**Required task:**
Count, in the entries, the lines with "тела". Answer with the number only.

**Supplied information:**
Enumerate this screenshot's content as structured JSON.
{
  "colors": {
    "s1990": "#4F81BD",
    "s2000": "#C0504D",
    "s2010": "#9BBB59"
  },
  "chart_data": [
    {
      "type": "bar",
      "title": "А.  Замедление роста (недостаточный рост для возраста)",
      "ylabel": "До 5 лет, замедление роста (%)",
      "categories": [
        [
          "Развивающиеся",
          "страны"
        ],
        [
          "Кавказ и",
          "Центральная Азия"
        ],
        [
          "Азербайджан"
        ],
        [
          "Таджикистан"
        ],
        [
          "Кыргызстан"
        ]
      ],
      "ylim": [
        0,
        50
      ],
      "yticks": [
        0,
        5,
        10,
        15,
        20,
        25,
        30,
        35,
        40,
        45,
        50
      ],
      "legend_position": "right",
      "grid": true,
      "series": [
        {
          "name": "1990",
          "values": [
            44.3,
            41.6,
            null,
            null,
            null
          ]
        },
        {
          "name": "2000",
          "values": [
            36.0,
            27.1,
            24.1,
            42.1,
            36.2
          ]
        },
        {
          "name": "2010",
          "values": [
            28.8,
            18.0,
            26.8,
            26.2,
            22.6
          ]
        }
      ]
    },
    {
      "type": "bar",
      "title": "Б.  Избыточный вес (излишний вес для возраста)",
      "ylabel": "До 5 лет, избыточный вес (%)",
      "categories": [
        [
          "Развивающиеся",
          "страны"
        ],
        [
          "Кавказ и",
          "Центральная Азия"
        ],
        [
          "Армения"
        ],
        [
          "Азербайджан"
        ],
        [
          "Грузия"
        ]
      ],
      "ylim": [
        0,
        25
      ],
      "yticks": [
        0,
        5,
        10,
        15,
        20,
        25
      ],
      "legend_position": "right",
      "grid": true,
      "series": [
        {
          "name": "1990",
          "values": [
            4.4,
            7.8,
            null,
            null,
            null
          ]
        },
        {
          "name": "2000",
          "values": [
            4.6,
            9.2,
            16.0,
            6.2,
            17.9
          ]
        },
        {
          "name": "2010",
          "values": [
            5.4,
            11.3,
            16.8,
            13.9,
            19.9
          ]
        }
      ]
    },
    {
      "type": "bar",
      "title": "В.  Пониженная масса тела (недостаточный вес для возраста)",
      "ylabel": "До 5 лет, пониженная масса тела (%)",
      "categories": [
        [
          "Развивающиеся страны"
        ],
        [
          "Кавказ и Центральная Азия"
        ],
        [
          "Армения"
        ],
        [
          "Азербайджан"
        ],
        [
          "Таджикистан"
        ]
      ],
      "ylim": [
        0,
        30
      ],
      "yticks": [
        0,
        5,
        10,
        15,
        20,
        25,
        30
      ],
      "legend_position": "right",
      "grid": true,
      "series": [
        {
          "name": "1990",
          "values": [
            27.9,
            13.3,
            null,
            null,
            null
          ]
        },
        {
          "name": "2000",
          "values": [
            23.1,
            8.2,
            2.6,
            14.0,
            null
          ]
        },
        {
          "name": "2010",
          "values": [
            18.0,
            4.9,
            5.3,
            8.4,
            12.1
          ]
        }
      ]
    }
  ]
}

**Exercise result:**
2